Data entries for graphics
•••••
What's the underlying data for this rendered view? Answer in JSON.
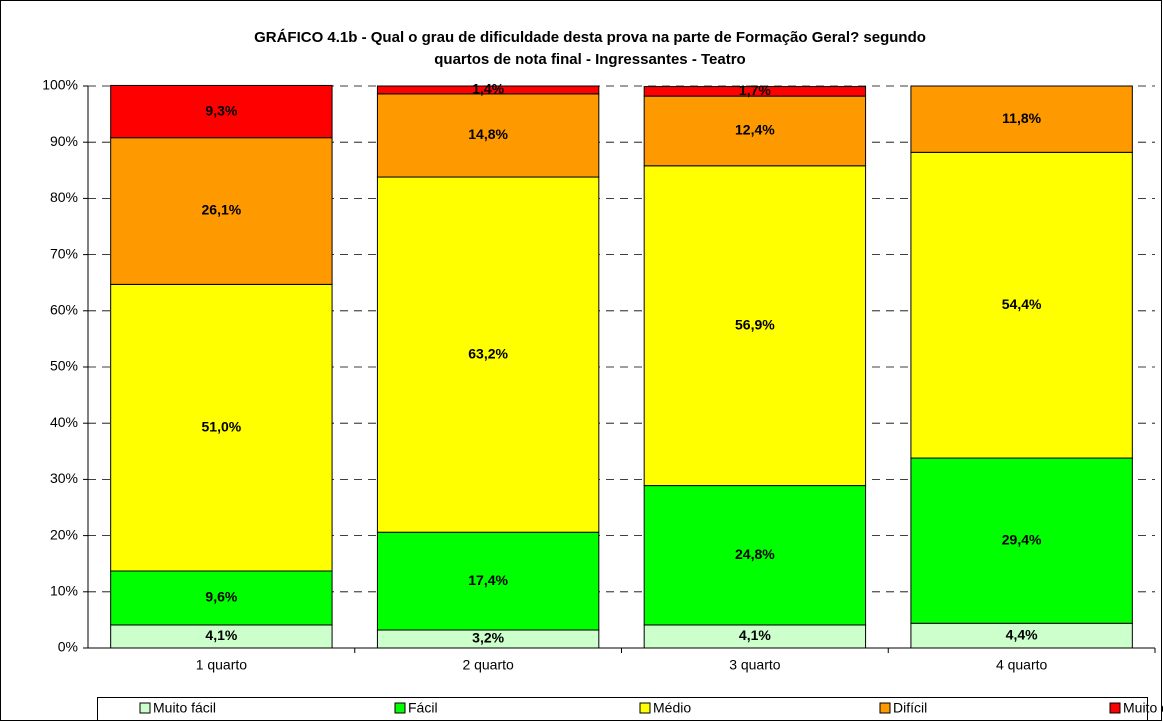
{
  "chart_data": {
    "type": "stacked_bar",
    "title": [
      "GRÁFICO 4.1b - Qual o grau de dificuldade desta prova na parte de Formação Geral? segundo",
      "quartos de nota final  - Ingressantes - Teatro"
    ],
    "categories": [
      "1 quarto",
      "2 quarto",
      "3 quarto",
      "4 quarto"
    ],
    "series": [
      {
        "name": "Muito fácil",
        "color": "#ccffcc",
        "values": [
          4.1,
          3.2,
          4.1,
          4.4
        ],
        "value_labels": [
          "4,1%",
          "3,2%",
          "4,1%",
          "4,4%"
        ]
      },
      {
        "name": "Fácil",
        "color": "#00ff00",
        "values": [
          9.6,
          17.4,
          24.8,
          29.4
        ],
        "value_labels": [
          "9,6%",
          "17,4%",
          "24,8%",
          "29,4%"
        ]
      },
      {
        "name": "Médio",
        "color": "#ffff00",
        "values": [
          51.0,
          63.2,
          56.9,
          54.4
        ],
        "value_labels": [
          "51,0%",
          "63,2%",
          "56,9%",
          "54,4%"
        ]
      },
      {
        "name": "Difícil",
        "color": "#ff9900",
        "values": [
          26.1,
          14.8,
          12.4,
          11.8
        ],
        "value_labels": [
          "26,1%",
          "14,8%",
          "12,4%",
          "11,8%"
        ]
      },
      {
        "name": "Muito difícil",
        "color": "#ff0000",
        "values": [
          9.3,
          1.4,
          1.7,
          null
        ],
        "value_labels": [
          "9,3%",
          "1,4%",
          "1,7%",
          null
        ]
      }
    ],
    "ylim": [
      0,
      100
    ],
    "yticks": [
      {
        "value": 0,
        "label": "0%"
      },
      {
        "value": 10,
        "label": "10%"
      },
      {
        "value": 20,
        "label": "20%"
      },
      {
        "value": 30,
        "label": "30%"
      },
      {
        "value": 40,
        "label": "40%"
      },
      {
        "value": 50,
        "label": "50%"
      },
      {
        "value": 60,
        "label": "60%"
      },
      {
        "value": 70,
        "label": "70%"
      },
      {
        "value": 80,
        "label": "80%"
      },
      {
        "value": 90,
        "label": "90%"
      },
      {
        "value": 100,
        "label": "100%"
      }
    ],
    "grid": true,
    "legend": "bottom"
  }
}
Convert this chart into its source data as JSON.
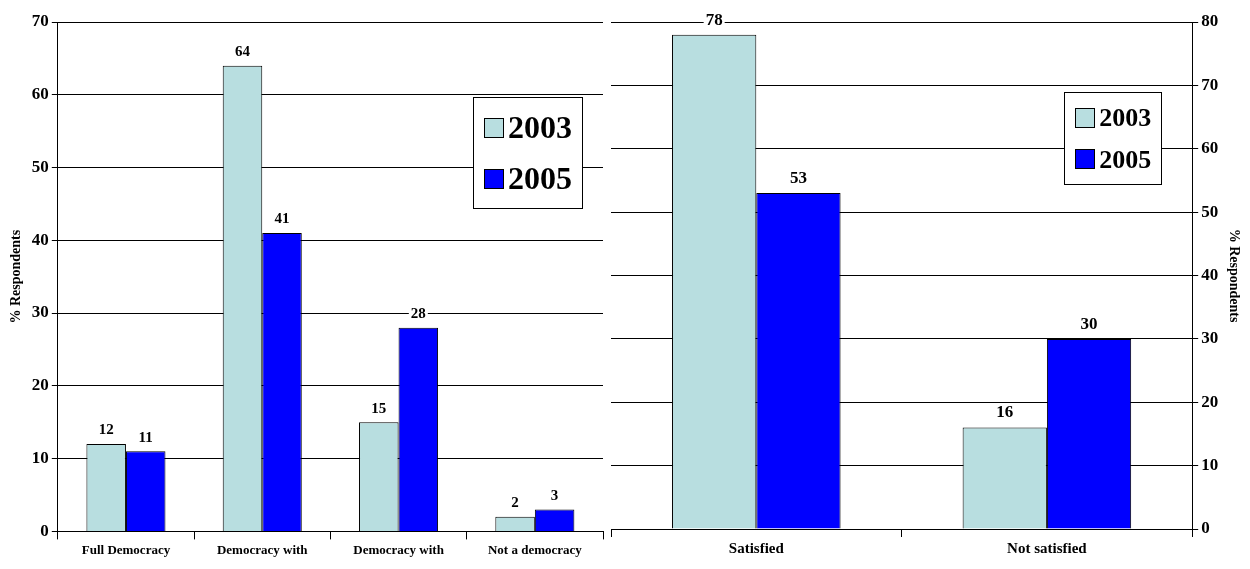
{
  "chart_data": [
    {
      "type": "bar",
      "ylabel": "% Respondents",
      "categories": [
        "Full Democracy",
        "Democracy with",
        "Democracy with",
        "Not a democracy"
      ],
      "series": [
        {
          "name": "2003",
          "color": "#b8dee0",
          "values": [
            12,
            64,
            15,
            2
          ]
        },
        {
          "name": "2005",
          "color": "#0000ff",
          "values": [
            11,
            41,
            28,
            3
          ]
        }
      ],
      "ylim": [
        0,
        70
      ],
      "yticks": [
        0,
        10,
        20,
        30,
        40,
        50,
        60,
        70
      ],
      "grid": "y",
      "legend": "top right",
      "data_labels": true
    },
    {
      "type": "bar",
      "y2label": "% Respondents",
      "categories": [
        "Satisfied",
        "Not satisfied"
      ],
      "series": [
        {
          "name": "2003",
          "color": "#b8dee0",
          "values": [
            78,
            16
          ],
          "axis": "y2"
        },
        {
          "name": "2005",
          "color": "#0000ff",
          "values": [
            53,
            30
          ],
          "axis": "y2"
        }
      ],
      "y2lim": [
        0,
        80
      ],
      "y2ticks": [
        0,
        10,
        20,
        30,
        40,
        50,
        60,
        70,
        80
      ],
      "grid": "y",
      "legend": "top right",
      "data_labels": true
    }
  ]
}
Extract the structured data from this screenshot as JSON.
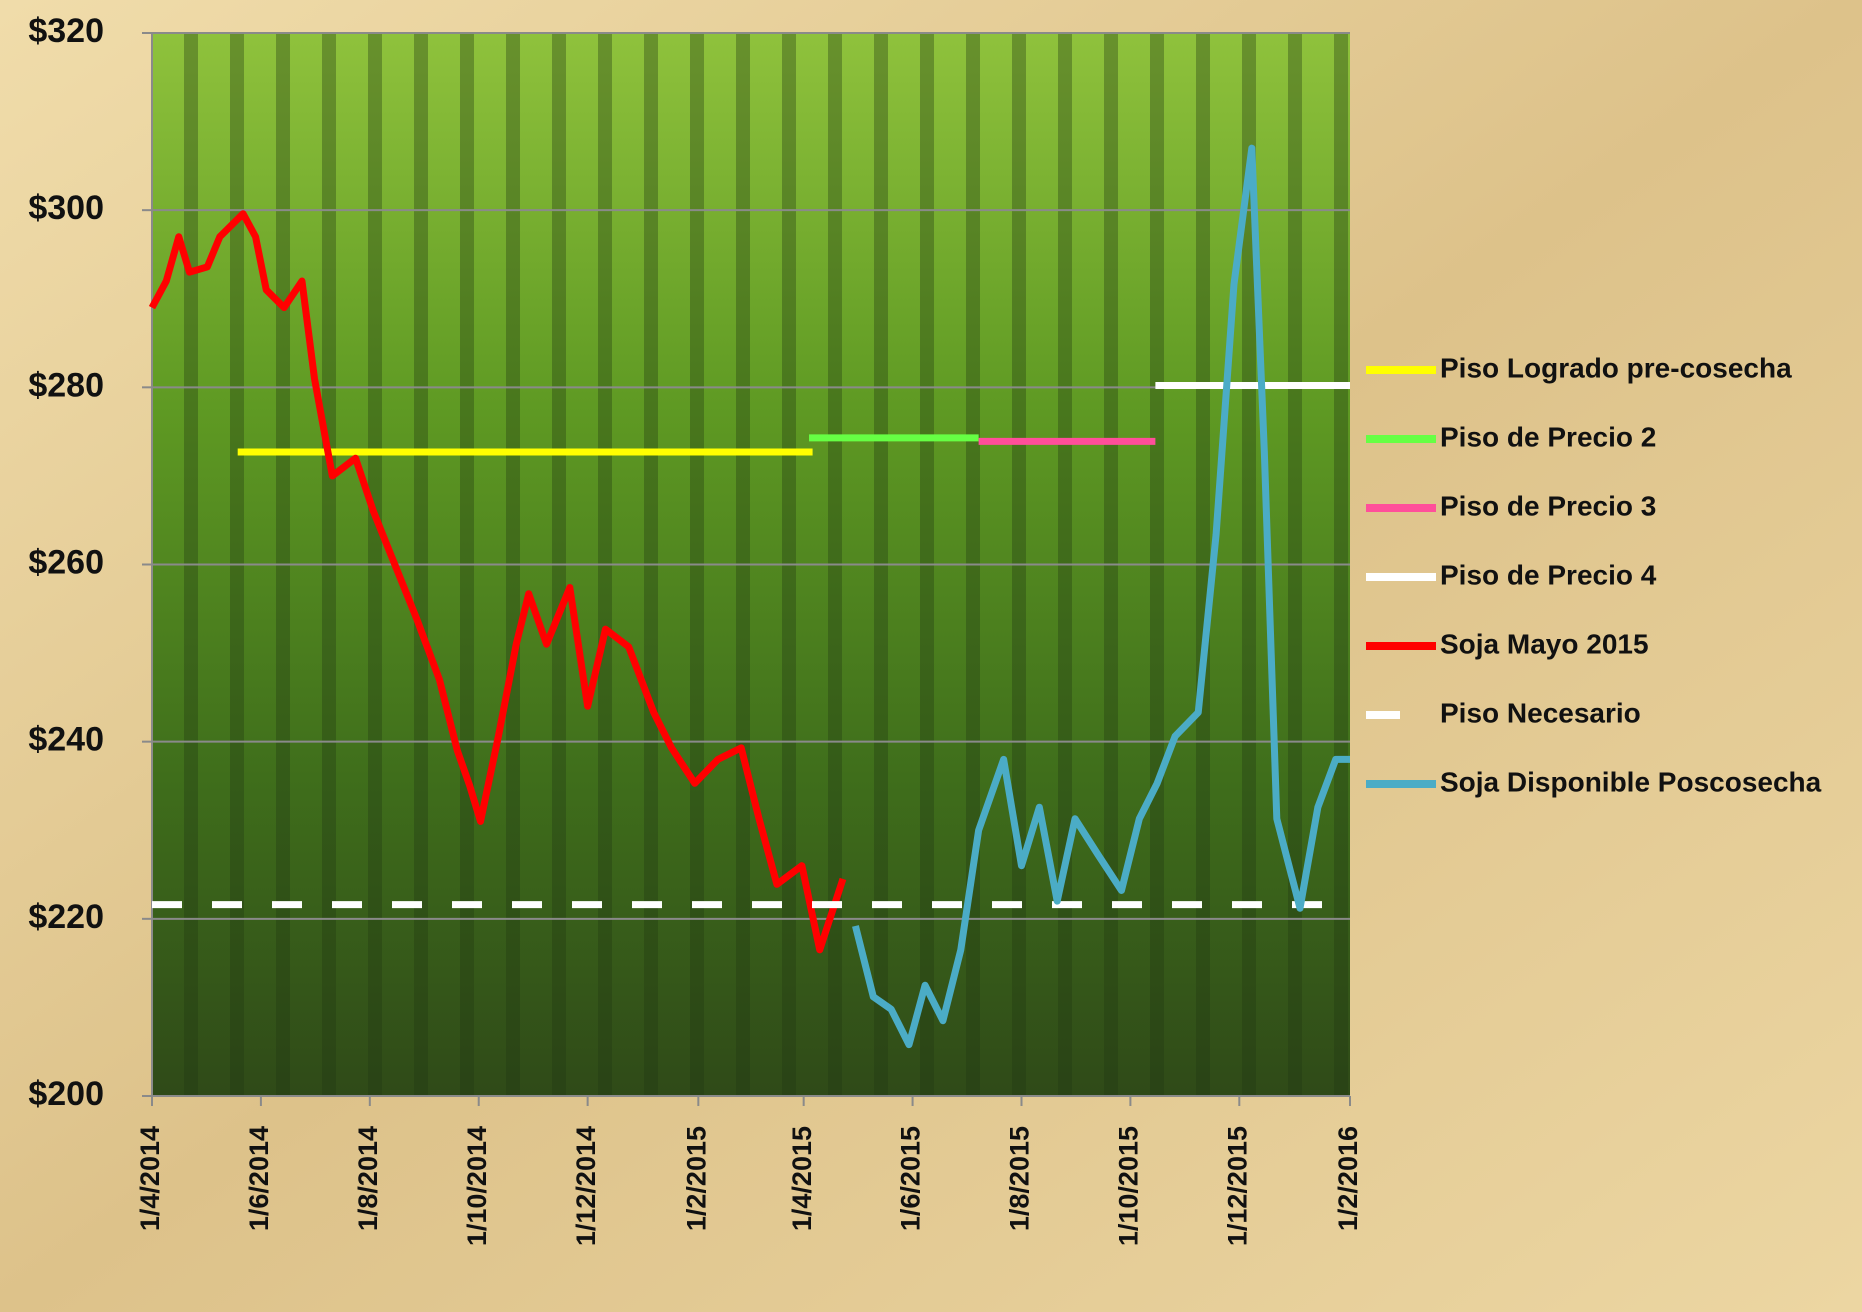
•••••
_PROBLEM TO SOLVE_
Your copy should repeat each entry above exactly but contain no pictures.

_IN RESPONSE_
What's the underlying data for this rendered view? Answer in JSON.
{
  "chart_data": {
    "type": "stacked_bar",
    "title": [
      "GRÁFICO 4.1b - Qual o grau de dificuldade desta prova na parte de Formação Geral? segundo",
      "quartos de nota final  - Ingressantes - Teatro"
    ],
    "categories": [
      "1 quarto",
      "2 quarto",
      "3 quarto",
      "4 quarto"
    ],
    "series": [
      {
        "name": "Muito fácil",
        "color": "#ccffcc",
        "values": [
          4.1,
          3.2,
          4.1,
          4.4
        ],
        "value_labels": [
          "4,1%",
          "3,2%",
          "4,1%",
          "4,4%"
        ]
      },
      {
        "name": "Fácil",
        "color": "#00ff00",
        "values": [
          9.6,
          17.4,
          24.8,
          29.4
        ],
        "value_labels": [
          "9,6%",
          "17,4%",
          "24,8%",
          "29,4%"
        ]
      },
      {
        "name": "Médio",
        "color": "#ffff00",
        "values": [
          51.0,
          63.2,
          56.9,
          54.4
        ],
        "value_labels": [
          "51,0%",
          "63,2%",
          "56,9%",
          "54,4%"
        ]
      },
      {
        "name": "Difícil",
        "color": "#ff9900",
        "values": [
          26.1,
          14.8,
          12.4,
          11.8
        ],
        "value_labels": [
          "26,1%",
          "14,8%",
          "12,4%",
          "11,8%"
        ]
      },
      {
        "name": "Muito difícil",
        "color": "#ff0000",
        "values": [
          9.3,
          1.4,
          1.7,
          null
        ],
        "value_labels": [
          "9,3%",
          "1,4%",
          "1,7%",
          null
        ]
      }
    ],
    "ylim": [
      0,
      100
    ],
    "yticks": [
      {
        "value": 0,
        "label": "0%"
      },
      {
        "value": 10,
        "label": "10%"
      },
      {
        "value": 20,
        "label": "20%"
      },
      {
        "value": 30,
        "label": "30%"
      },
      {
        "value": 40,
        "label": "40%"
      },
      {
        "value": 50,
        "label": "50%"
      },
      {
        "value": 60,
        "label": "60%"
      },
      {
        "value": 70,
        "label": "70%"
      },
      {
        "value": 80,
        "label": "80%"
      },
      {
        "value": 90,
        "label": "90%"
      },
      {
        "value": 100,
        "label": "100%"
      }
    ],
    "grid": true,
    "legend": "bottom"
  }
}
Convert this chart into its source data as JSON.
{
  "chart_data": [
    {
      "type": "bar",
      "ylabel": "% Respondents",
      "categories": [
        "Full Democracy",
        "Democracy with",
        "Democracy with",
        "Not a democracy"
      ],
      "series": [
        {
          "name": "2003",
          "color": "#b8dee0",
          "values": [
            12,
            64,
            15,
            2
          ]
        },
        {
          "name": "2005",
          "color": "#0000ff",
          "values": [
            11,
            41,
            28,
            3
          ]
        }
      ],
      "ylim": [
        0,
        70
      ],
      "yticks": [
        0,
        10,
        20,
        30,
        40,
        50,
        60,
        70
      ],
      "grid": "y",
      "legend": "top right",
      "data_labels": true
    },
    {
      "type": "bar",
      "y2label": "% Respondents",
      "categories": [
        "Satisfied",
        "Not satisfied"
      ],
      "series": [
        {
          "name": "2003",
          "color": "#b8dee0",
          "values": [
            78,
            16
          ],
          "axis": "y2"
        },
        {
          "name": "2005",
          "color": "#0000ff",
          "values": [
            53,
            30
          ],
          "axis": "y2"
        }
      ],
      "y2lim": [
        0,
        80
      ],
      "y2ticks": [
        0,
        10,
        20,
        30,
        40,
        50,
        60,
        70,
        80
      ],
      "grid": "y",
      "legend": "top right",
      "data_labels": true
    }
  ]
}
Extract the structured data from this screenshot as JSON.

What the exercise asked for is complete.